It is one of several ways the organization has exerted its influence over Alabama politics. Many are probably aware of its entree into congressional and U.S. Senate elections over the past few years.

As it turned out, Alabama’s legislative branch, based on Club for Growth’s standards, was not as conservative as one might think. That is, if you base “conservatism” on what is defined as pro-growth policies, i.e., limited regulations and anti-taxation.

The average Republican score in the Alabama House was 15 percent. The average Democrat score was 0 percent.

The Senate was a little higher with an average Republican score of 21 percent and an average Democrat score of 6 percent.

The news was not received all that well by legislators, few of whom were willing to talk on the record. However, one mentioned he would have had to have his finger glued to the “nay” button to do well on this scorecard.

Among the criteria was what Club for Growth called a “massive ad valorem tax scheme.”

The way the club described that matter was it would allow for “a potential 600 percent tax increase on property owners in Montgomery County for the county’s school tax district.”

Why is the entire Alabama Legislature being graded on a Montgomery County tax referendum?

Under the Alabama Constitution of 1901, if local officials want to raise taxes, they must do it through the Alabama Legislature.

Local governments’ powers are limited in Alabama, and to expand them, it often takes an act of the Alabama Legislature through a constitutional amendment or local legislation.

In this particular instance, the Montgomery County tax referendum was a local bill, and most lawmakers outside of Montgomery County, as a courtesy, did not vote on the legislation.

However, they were penalized under the Club for Growth grading scheme, which viewed an abstention as allowing a massive increase in taxes.

There were “flaws” in the grading system — but if the Alabama Legislature does not want to be responsible for Montgomery County tax hikes, perhaps it is time to consider a decoupling of the Legislature and local governments.

Under this system, all 140 members have skin in the game on local decisions regardless of courtesy or traditions.

This debate has raged for decades: Should locals be allowed to make decisions for what suits their interests without having to get permission from the distinguished and august body known as the Alabama Legislature?

Maybe.

You cannot have unlimited home rule. Could you imagine 67 counties operating like 67 states? What if one county wanted to legalize recreational marijuana?

What if one or two counties wanted to legalize gaming? Oh yeah, wait. That might explain the situation we are in today with gambling.

In 2015, Birmingham attempted to institute its own minimum wage of $10.10 an hour. It didn’t stick. A federal court blocked it.

What if local governments were allowed to set their own minimum wage? What if Wilcox County had a $17-an-hour minimum wage? Hell, why not $100 an hour? One of the poorest counties in America could solve all of their economic woes, right?

And, of course, there are the aforementioned property taxes.

On the one hand, you can’t have the state government dictating everything down to zoning within city limits. However, you can’t have a lawless situation like Russell County’s Phenix City in the mid-20th century, where prostitution and gambling were not considered to be illegal, or where at least law enforcement looked the other way while vice was on display.

▬▬▬▬▬▬▬▬▬▬

(Task list):
1. In the text on the Club for Growth scorecard, what was the average Republican score in the Alabama House?
2. Transcribe the part of the text on the Club for Growth scorecard starting at "In this particular" and ending at "on the legislation.".

▬▬▬▬▬▬▬▬▬▬

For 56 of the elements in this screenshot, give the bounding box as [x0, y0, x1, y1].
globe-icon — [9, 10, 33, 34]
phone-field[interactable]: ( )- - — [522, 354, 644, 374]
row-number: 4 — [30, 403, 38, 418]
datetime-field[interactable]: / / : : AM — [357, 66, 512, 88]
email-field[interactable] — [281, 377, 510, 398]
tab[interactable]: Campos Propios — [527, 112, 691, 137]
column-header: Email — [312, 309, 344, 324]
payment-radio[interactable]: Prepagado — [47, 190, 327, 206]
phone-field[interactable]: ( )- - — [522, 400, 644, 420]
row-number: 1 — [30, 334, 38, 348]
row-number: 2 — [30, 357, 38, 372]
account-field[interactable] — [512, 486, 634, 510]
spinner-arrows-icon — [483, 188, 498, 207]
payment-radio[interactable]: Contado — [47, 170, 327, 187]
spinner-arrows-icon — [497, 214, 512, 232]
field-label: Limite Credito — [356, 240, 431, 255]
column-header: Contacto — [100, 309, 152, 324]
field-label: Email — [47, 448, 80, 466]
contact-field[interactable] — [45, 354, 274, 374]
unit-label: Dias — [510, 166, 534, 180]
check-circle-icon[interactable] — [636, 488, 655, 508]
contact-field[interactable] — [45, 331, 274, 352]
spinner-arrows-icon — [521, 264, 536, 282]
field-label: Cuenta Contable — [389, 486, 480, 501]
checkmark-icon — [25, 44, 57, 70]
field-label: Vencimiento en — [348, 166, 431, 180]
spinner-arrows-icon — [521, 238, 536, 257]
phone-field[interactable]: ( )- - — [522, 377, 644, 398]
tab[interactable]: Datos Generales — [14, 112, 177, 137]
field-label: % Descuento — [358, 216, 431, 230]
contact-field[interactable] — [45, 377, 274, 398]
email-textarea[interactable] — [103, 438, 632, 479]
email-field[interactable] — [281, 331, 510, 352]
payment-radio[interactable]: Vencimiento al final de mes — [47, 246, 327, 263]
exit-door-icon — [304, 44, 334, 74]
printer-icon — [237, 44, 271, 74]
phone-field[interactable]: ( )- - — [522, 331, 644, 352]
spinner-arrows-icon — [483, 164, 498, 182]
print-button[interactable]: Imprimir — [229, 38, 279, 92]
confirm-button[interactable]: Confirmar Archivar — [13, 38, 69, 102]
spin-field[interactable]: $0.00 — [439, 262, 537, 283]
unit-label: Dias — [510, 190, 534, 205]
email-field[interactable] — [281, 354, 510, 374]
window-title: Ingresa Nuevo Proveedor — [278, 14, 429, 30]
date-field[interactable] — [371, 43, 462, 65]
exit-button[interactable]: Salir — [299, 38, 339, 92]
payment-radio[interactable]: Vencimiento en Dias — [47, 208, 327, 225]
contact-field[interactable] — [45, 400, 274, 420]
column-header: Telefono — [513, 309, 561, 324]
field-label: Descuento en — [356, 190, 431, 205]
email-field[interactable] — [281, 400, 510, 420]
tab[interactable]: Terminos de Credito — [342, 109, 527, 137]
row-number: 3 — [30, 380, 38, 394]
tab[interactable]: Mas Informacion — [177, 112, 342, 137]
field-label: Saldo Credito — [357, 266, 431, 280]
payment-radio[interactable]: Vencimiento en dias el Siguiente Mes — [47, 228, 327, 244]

▬▬▬▬▬▬▬▬▬▬

(Expected responses):
1. 15 percent

2.
In this particular instance, the Montgomery County tax referendum was a local bill, and most lawmakers outside of Montgomery County, as a courtesy, did not vote on the legislation.